## THE TASK:
Track down the lines that contain "autant" and copy them.

(Part of a data file)
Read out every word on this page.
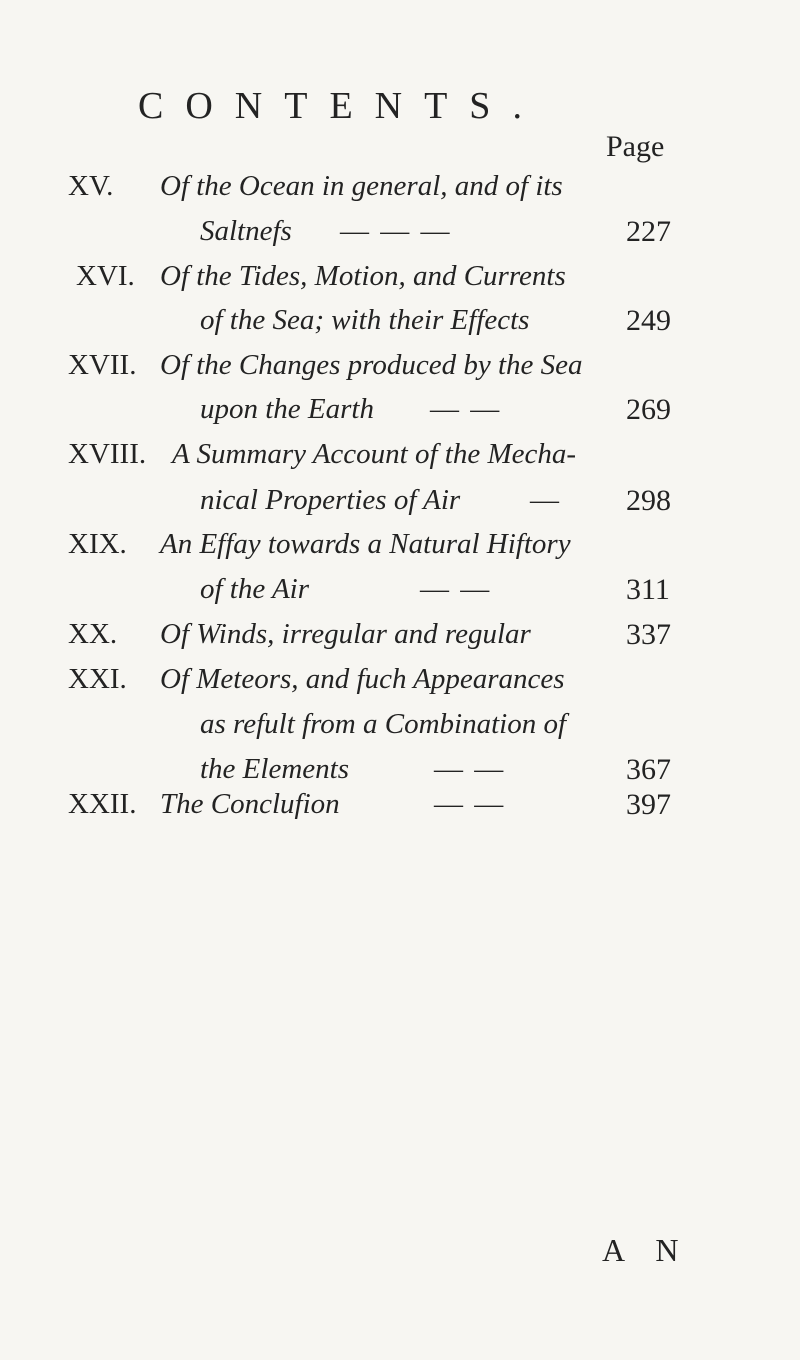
CONTENTS.
Page
XV. Of the Ocean in general, and of its
Saltnefs — — —	227
XVI. Of the Tides, Motion, and Currents
of the Sea; with their Effects	249
XVII. Of the Changes produced by the Sea
upon the Earth — —	269
XVIII. A Summary Account of the Mecha-
nical Properties of Air — 298
XIX. An Effay towards a Natural Hiftory
of the Air	— —	311
XX. Of Winds, irregular and regular	337
XXI. Of Meteors, and fuch Appearances
as refult from a Combination of
the Elements	— —	367
XXII. The Conclufion	— —	397
A N
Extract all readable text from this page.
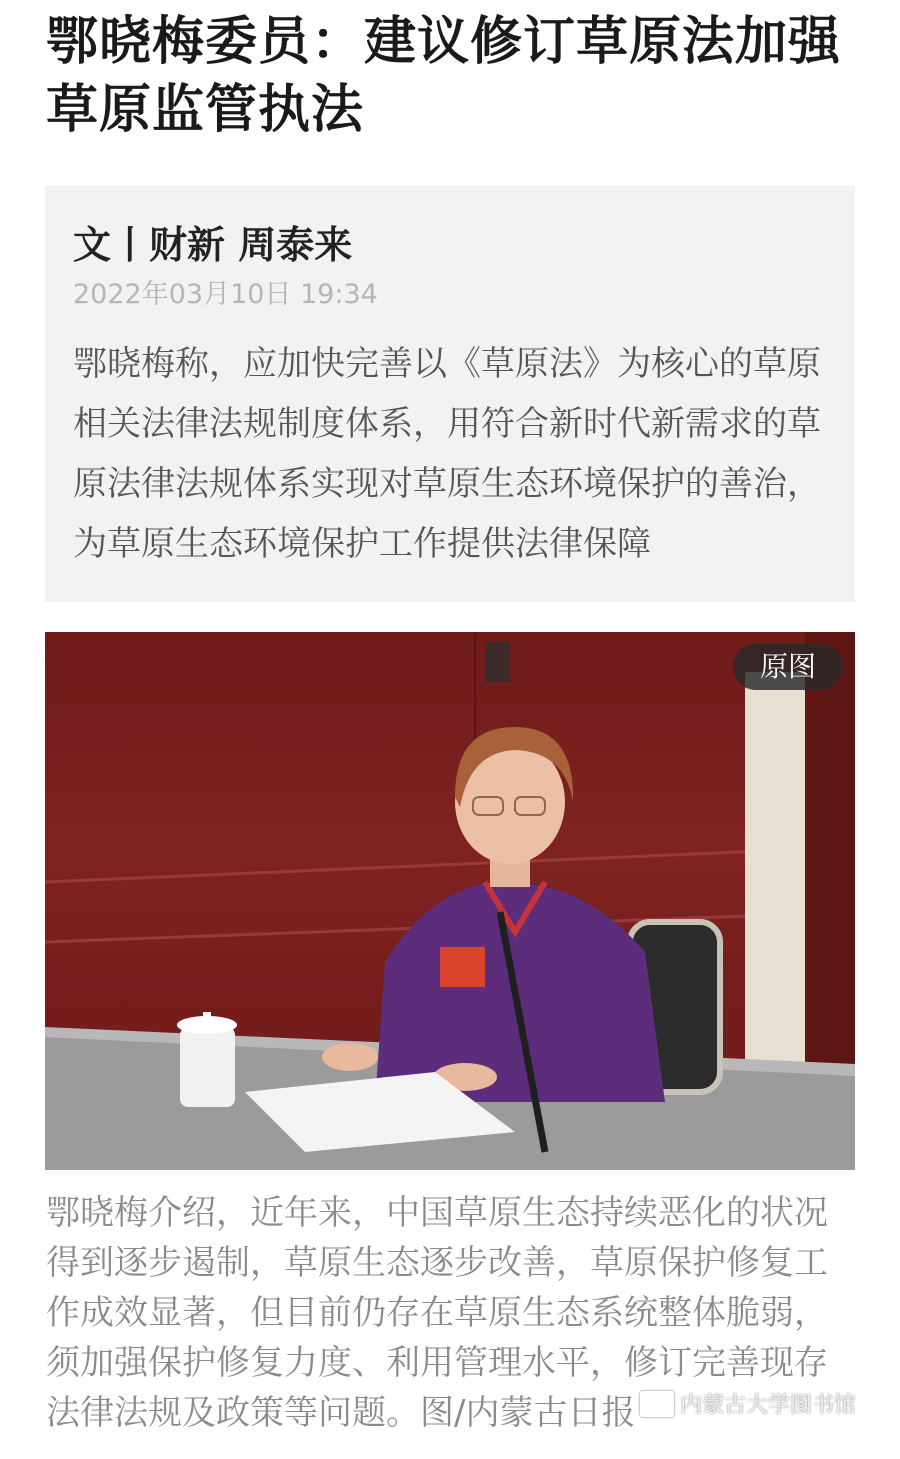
鄂晓梅委员：建议修订草原法加强草原监管执法
文丨财新 周泰来
2022年03月10日 19:34
鄂晓梅称，应加快完善以《草原法》为核心的草原相关法律法规制度体系，用符合新时代新需求的草原法律法规体系实现对草原生态环境保护的善治，为草原生态环境保护工作提供法律保障
原图
鄂晓梅介绍，近年来，中国草原生态持续恶化的状况得到逐步遏制，草原生态逐步改善，草原保护修复工作成效显著，但目前仍存在草原生态系统整体脆弱，须加强保护修复力度、利用管理水平，修订完善现存法律法规及政策等问题。图/内蒙古日报	内蒙古大学图书馆
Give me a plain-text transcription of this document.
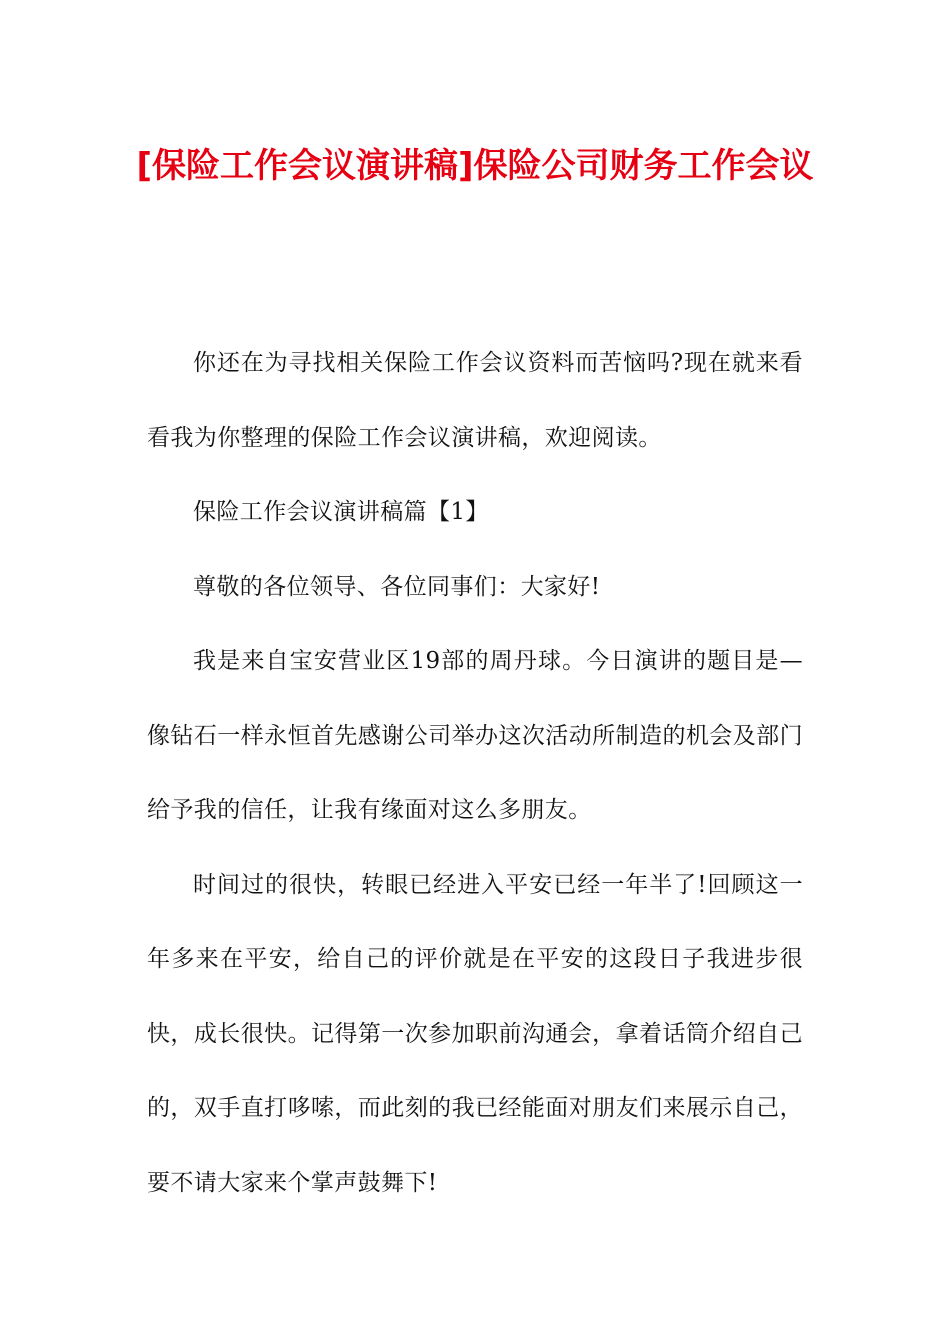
[保险工作会议演讲稿]保险公司财务工作会议

你还在为寻找相关保险工作会议资料而苦恼吗?现在就来看看我为你整理的保险工作会议演讲稿，欢迎阅读。

保险工作会议演讲稿篇【1】

尊敬的各位领导、各位同事们：大家好!

我是来自宝安营业区19部的周丹球。今日演讲的题目是—像钻石一样永恒首先感谢公司举办这次活动所制造的机会及部门给予我的信任，让我有缘面对这么多朋友。

时间过的很快，转眼已经进入平安已经一年半了!回顾这一年多来在平安，给自己的评价就是在平安的这段日子我进步很快，成长很快。记得第一次参加职前沟通会，拿着话筒介绍自己的，双手直打哆嗦，而此刻的我已经能面对朋友们来展示自己，要不请大家来个掌声鼓舞下!
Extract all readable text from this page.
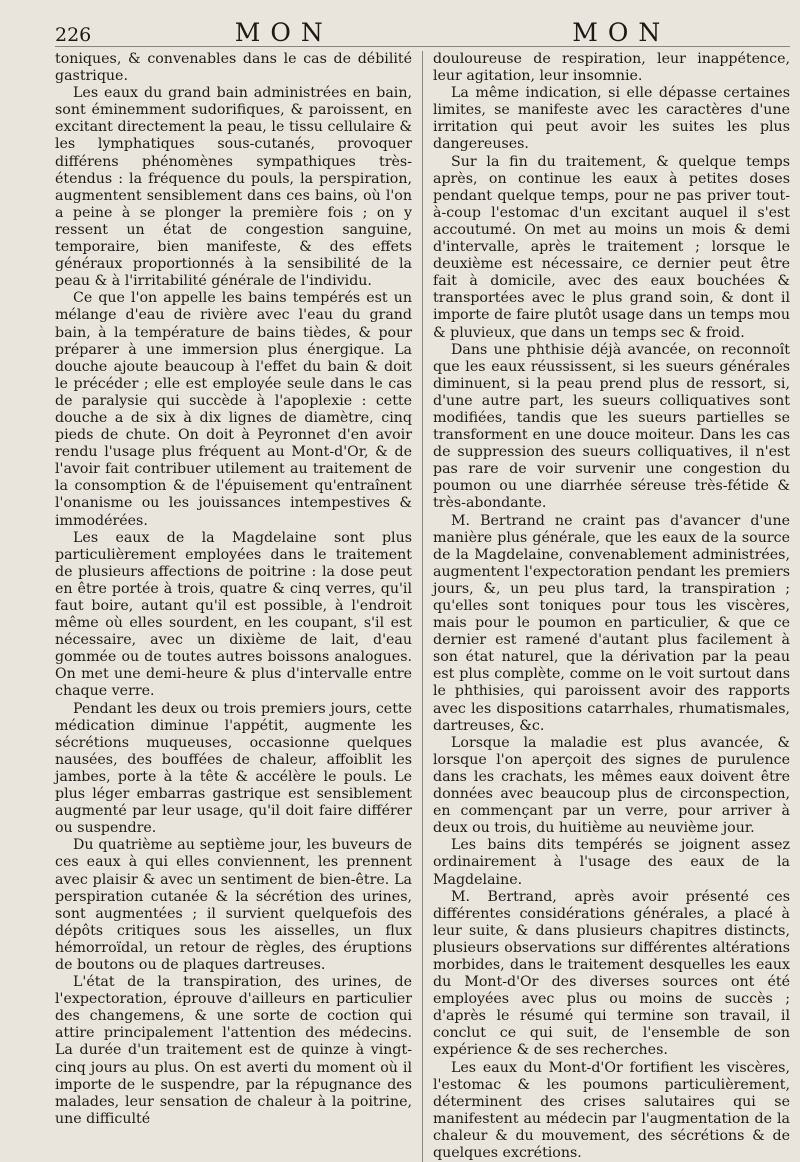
226	MON	MON

toniques, & convenables dans le cas de débilité gastrique.

Les eaux du grand bain administrées en bain, sont éminemment sudorifiques, & paroissent, en excitant directement la peau, le tissu cellulaire & les lymphatiques sous-cutanés, provoquer différens phénomènes sympathiques très-étendus : la fréquence du pouls, la perspiration, augmentent sensiblement dans ces bains, où l'on a peine à se plonger la première fois ; on y ressent un état de congestion sanguine, temporaire, bien manifeste, & des effets généraux proportionnés à la sensibilité de la peau & à l'irritabilité générale de l'individu.

Ce que l'on appelle les bains tempérés est un mélange d'eau de rivière avec l'eau du grand bain, à la température de bains tièdes, & pour préparer à une immersion plus énergique. La douche ajoute beaucoup à l'effet du bain & doit le précéder ; elle est employée seule dans le cas de paralysie qui succède à l'apoplexie : cette douche a de six à dix lignes de diamètre, cinq pieds de chute. On doit à Peyronnet d'en avoir rendu l'usage plus fréquent au Mont-d'Or, & de l'avoir fait contribuer utilement au traitement de la consomption & de l'épuisement qu'entraînent l'onanisme ou les jouissances intempestives & immodérées.

Les eaux de la Magdelaine sont plus particulièrement employées dans le traitement de plusieurs affections de poitrine : la dose peut en être portée à trois, quatre & cinq verres, qu'il faut boire, autant qu'il est possible, à l'endroit même où elles sourdent, en les coupant, s'il est nécessaire, avec un dixième de lait, d'eau gommée ou de toutes autres boissons analogues. On met une demi-heure & plus d'intervalle entre chaque verre.

Pendant les deux ou trois premiers jours, cette médication diminue l'appétit, augmente les sécrétions muqueuses, occasionne quelques nausées, des bouffées de chaleur, affoiblit les jambes, porte à la tête & accélère le pouls. Le plus léger embarras gastrique est sensiblement augmenté par leur usage, qu'il doit faire différer ou suspendre.

Du quatrième au septième jour, les buveurs de ces eaux à qui elles conviennent, les prennent avec plaisir & avec un sentiment de bien-être. La perspiration cutanée & la sécrétion des urines, sont augmentées ; il survient quelquefois des dépôts critiques sous les aisselles, un flux hémorroïdal, un retour de règles, des éruptions de boutons ou de plaques dartreuses.

L'état de la transpiration, des urines, de l'expectoration, éprouve d'ailleurs en particulier des changemens, & une sorte de coction qui attire principalement l'attention des médecins. La durée d'un traitement est de quinze à vingt-cinq jours au plus. On est averti du moment où il importe de le suspendre, par la répugnance des malades, leur sensation de chaleur à la poitrine, une difficulté

douloureuse de respiration, leur inappétence, leur agitation, leur insomnie.

La même indication, si elle dépasse certaines limites, se manifeste avec les caractères d'une irritation qui peut avoir les suites les plus dangereuses.

Sur la fin du traitement, & quelque temps après, on continue les eaux à petites doses pendant quelque temps, pour ne pas priver tout-à-coup l'estomac d'un excitant auquel il s'est accoutumé. On met au moins un mois & demi d'intervalle, après le traitement ; lorsque le deuxième est nécessaire, ce dernier peut être fait à domicile, avec des eaux bouchées & transportées avec le plus grand soin, & dont il importe de faire plutôt usage dans un temps mou & pluvieux, que dans un temps sec & froid.

Dans une phthisie déjà avancée, on reconnoît que les eaux réussissent, si les sueurs générales diminuent, si la peau prend plus de ressort, si, d'une autre part, les sueurs colliquatives sont modifiées, tandis que les sueurs partielles se transforment en une douce moiteur. Dans les cas de suppression des sueurs colliquatives, il n'est pas rare de voir survenir une congestion du poumon ou une diarrhée séreuse très-fétide & très-abondante.

M. Bertrand ne craint pas d'avancer d'une manière plus générale, que les eaux de la source de la Magdelaine, convenablement administrées, augmentent l'expectoration pendant les premiers jours, &, un peu plus tard, la transpiration ; qu'elles sont toniques pour tous les viscères, mais pour le poumon en particulier, & que ce dernier est ramené d'autant plus facilement à son état naturel, que la dérivation par la peau est plus complète, comme on le voit surtout dans le phthisies, qui paroissent avoir des rapports avec les dispositions catarrhales, rhumatismales, dartreuses, &c.

Lorsque la maladie est plus avancée, & lorsque l'on aperçoit des signes de purulence dans les crachats, les mêmes eaux doivent être données avec beaucoup plus de circonspection, en commençant par un verre, pour arriver à deux ou trois, du huitième au neuvième jour.

Les bains dits tempérés se joignent assez ordinairement à l'usage des eaux de la Magdelaine.

M. Bertrand, après avoir présenté ces différentes considérations générales, a placé à leur suite, & dans plusieurs chapitres distincts, plusieurs observations sur différentes altérations morbides, dans le traitement desquelles les eaux du Mont-d'Or des diverses sources ont été employées avec plus ou moins de succès ; d'après le résumé qui termine son travail, il conclut ce qui suit, de l'ensemble de son expérience & de ses recherches.

Les eaux du Mont-d'Or fortifient les viscères, l'estomac & les poumons particulièrement, déterminent des crises salutaires qui se manifestent au médecin par l'augmentation de la chaleur & du mouvement, des sécrétions & de quelques excrétions.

## COMPLETED EXERCISE:
Les eaux de la Magdelaine sont plus particulièrement employées dans le traitement de plusieurs affections de poitrine : la dose peut en être portée à trois, quatre & cinq verres, qu'il faut boire, autant qu'il est possible, à l'endroit même où elles sourdent, en les coupant, s'il est nécessaire, avec un dixième de lait, d'eau gommée ou de toutes autres boissons analogues. On met une demi-heure & plus d'intervalle entre chaque verre.
M. Bertrand ne craint pas d'avancer d'une manière plus générale, que les eaux de la source de la Magdelaine, convenablement administrées, augmentent l'expectoration pendant les premiers jours, &, un peu plus tard, la transpiration ; qu'elles sont toniques pour tous les viscères, mais pour le poumon en particulier, & que ce dernier est ramené d'autant plus facilement à son état naturel, que la dérivation par la peau est plus complète, comme on le voit surtout dans le phthisies, qui paroissent avoir des rapports avec les dispositions catarrhales, rhumatismales, dartreuses, &c.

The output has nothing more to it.